Dataset items
((

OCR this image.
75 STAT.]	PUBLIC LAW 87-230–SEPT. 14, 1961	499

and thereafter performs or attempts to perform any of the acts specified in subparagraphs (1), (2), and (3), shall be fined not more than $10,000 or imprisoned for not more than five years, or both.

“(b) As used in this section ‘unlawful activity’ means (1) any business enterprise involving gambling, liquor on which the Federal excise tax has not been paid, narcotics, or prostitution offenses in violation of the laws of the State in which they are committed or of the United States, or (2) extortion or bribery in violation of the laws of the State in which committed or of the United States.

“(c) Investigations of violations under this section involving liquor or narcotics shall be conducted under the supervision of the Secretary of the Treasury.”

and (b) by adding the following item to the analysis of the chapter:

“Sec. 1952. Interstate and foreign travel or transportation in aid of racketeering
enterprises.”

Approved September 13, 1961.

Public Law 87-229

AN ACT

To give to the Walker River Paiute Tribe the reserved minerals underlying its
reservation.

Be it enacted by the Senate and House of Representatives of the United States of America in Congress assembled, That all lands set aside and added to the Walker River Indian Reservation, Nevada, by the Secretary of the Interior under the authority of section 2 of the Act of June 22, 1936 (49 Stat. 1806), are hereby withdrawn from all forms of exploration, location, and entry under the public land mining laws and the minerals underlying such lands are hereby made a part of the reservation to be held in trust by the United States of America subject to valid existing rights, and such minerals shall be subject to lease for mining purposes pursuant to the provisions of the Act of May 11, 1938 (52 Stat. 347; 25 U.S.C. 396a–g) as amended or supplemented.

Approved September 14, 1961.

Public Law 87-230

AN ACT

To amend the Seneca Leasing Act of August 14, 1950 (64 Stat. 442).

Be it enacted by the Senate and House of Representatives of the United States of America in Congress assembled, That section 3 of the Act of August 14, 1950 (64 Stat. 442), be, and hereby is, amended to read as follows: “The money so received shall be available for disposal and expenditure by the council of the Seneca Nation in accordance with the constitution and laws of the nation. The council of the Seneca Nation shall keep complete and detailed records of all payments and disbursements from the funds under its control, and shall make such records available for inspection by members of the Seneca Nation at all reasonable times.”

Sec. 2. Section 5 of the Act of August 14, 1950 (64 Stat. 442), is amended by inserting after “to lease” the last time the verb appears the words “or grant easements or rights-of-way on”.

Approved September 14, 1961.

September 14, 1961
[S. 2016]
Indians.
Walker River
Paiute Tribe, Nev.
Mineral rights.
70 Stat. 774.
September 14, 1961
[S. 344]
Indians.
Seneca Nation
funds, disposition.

))

Tally how many lines of the records hold the word "Paiute". Answer with the number only.

* [Result of the task]: 2